▶ _What to work on_:
Give all of the lines again exactly as they read.

::: Supplied material

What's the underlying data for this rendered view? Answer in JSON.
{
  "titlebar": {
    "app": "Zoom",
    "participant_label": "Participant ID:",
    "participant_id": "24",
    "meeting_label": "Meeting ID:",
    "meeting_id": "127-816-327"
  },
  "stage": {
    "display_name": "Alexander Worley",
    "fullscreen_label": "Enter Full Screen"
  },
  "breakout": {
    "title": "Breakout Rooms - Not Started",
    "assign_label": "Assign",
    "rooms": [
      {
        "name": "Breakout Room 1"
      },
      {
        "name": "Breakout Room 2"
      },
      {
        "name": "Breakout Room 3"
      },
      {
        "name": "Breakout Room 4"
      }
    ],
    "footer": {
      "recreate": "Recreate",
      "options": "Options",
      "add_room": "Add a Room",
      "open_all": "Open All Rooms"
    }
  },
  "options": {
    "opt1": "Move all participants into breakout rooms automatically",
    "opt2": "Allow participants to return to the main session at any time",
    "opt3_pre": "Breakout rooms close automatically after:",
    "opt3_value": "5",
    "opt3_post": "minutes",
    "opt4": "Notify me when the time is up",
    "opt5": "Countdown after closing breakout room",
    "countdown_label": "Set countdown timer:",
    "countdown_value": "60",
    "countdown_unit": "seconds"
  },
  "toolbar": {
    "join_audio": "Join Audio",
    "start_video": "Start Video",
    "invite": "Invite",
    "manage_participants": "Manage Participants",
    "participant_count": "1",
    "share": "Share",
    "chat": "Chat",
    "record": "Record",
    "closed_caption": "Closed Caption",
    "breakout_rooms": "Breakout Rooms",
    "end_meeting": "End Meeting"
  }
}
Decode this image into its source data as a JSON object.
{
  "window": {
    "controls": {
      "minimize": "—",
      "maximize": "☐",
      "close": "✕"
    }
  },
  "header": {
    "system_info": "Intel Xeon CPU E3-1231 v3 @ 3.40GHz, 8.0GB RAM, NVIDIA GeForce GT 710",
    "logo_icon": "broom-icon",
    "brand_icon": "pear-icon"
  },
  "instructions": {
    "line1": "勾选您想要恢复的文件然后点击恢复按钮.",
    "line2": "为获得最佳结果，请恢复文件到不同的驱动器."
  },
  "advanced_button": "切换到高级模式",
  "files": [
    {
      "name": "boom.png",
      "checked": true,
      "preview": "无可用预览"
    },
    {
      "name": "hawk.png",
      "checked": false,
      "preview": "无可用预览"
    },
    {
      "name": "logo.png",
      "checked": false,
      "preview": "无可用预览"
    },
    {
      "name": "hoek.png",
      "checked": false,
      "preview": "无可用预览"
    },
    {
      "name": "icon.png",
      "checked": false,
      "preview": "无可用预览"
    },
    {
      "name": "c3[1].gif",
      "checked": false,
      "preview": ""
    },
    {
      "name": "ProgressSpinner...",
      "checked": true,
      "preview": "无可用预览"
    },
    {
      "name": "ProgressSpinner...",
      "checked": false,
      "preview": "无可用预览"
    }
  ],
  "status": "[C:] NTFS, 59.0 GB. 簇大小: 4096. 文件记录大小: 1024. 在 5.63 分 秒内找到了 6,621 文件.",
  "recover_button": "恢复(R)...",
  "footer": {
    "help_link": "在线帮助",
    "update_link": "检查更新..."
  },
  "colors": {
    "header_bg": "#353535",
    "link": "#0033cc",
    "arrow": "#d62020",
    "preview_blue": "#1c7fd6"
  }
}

::::::

▶ _Task answer_:
What's the underlying data for this rendered view? Answer in JSON.
{
  "titlebar": {
    "app": "Zoom",
    "participant_label": "Participant ID:",
    "participant_id": "24",
    "meeting_label": "Meeting ID:",
    "meeting_id": "127-816-327"
  },
  "stage": {
    "display_name": "Alexander Worley",
    "fullscreen_label": "Enter Full Screen"
  },
  "breakout": {
    "title": "Breakout Rooms - Not Started",
    "assign_label": "Assign",
    "rooms": [
      {
        "name": "Breakout Room 1"
      },
      {
        "name": "Breakout Room 2"
      },
      {
        "name": "Breakout Room 3"
      },
      {
        "name": "Breakout Room 4"
      }
    ],
    "footer": {
      "recreate": "Recreate",
      "options": "Options",
      "add_room": "Add a Room",
      "open_all": "Open All Rooms"
    }
  },
  "options": {
    "opt1": "Move all participants into breakout rooms automatically",
    "opt2": "Allow participants to return to the main session at any time",
    "opt3_pre": "Breakout rooms close automatically after:",
    "opt3_value": "5",
    "opt3_post": "minutes",
    "opt4": "Notify me when the time is up",
    "opt5": "Countdown after closing breakout room",
    "countdown_label": "Set countdown timer:",
    "countdown_value": "60",
    "countdown_unit": "seconds"
  },
  "toolbar": {
    "join_audio": "Join Audio",
    "start_video": "Start Video",
    "invite": "Invite",
    "manage_participants": "Manage Participants",
    "participant_count": "1",
    "share": "Share",
    "chat": "Chat",
    "record": "Record",
    "closed_caption": "Closed Caption",
    "breakout_rooms": "Breakout Rooms",
    "end_meeting": "End Meeting"
  }
}
Decode this image into its source data as a JSON object.
{
  "window": {
    "controls": {
      "minimize": "—",
      "maximize": "☐",
      "close": "✕"
    }
  },
  "header": {
    "system_info": "Intel Xeon CPU E3-1231 v3 @ 3.40GHz, 8.0GB RAM, NVIDIA GeForce GT 710",
    "logo_icon": "broom-icon",
    "brand_icon": "pear-icon"
  },
  "instructions": {
    "line1": "勾选您想要恢复的文件然后点击恢复按钮.",
    "line2": "为获得最佳结果，请恢复文件到不同的驱动器."
  },
  "advanced_button": "切换到高级模式",
  "files": [
    {
      "name": "boom.png",
      "checked": true,
      "preview": "无可用预览"
    },
    {
      "name": "hawk.png",
      "checked": false,
      "preview": "无可用预览"
    },
    {
      "name": "logo.png",
      "checked": false,
      "preview": "无可用预览"
    },
    {
      "name": "hoek.png",
      "checked": false,
      "preview": "无可用预览"
    },
    {
      "name": "icon.png",
      "checked": false,
      "preview": "无可用预览"
    },
    {
      "name": "c3[1].gif",
      "checked": false,
      "preview": ""
    },
    {
      "name": "ProgressSpinner...",
      "checked": true,
      "preview": "无可用预览"
    },
    {
      "name": "ProgressSpinner...",
      "checked": false,
      "preview": "无可用预览"
    }
  ],
  "status": "[C:] NTFS, 59.0 GB. 簇大小: 4096. 文件记录大小: 1024. 在 5.63 分 秒内找到了 6,621 文件.",
  "recover_button": "恢复(R)...",
  "footer": {
    "help_link": "在线帮助",
    "update_link": "检查更新..."
  },
  "colors": {
    "header_bg": "#353535",
    "link": "#0033cc",
    "arrow": "#d62020",
    "preview_blue": "#1c7fd6"
  }
}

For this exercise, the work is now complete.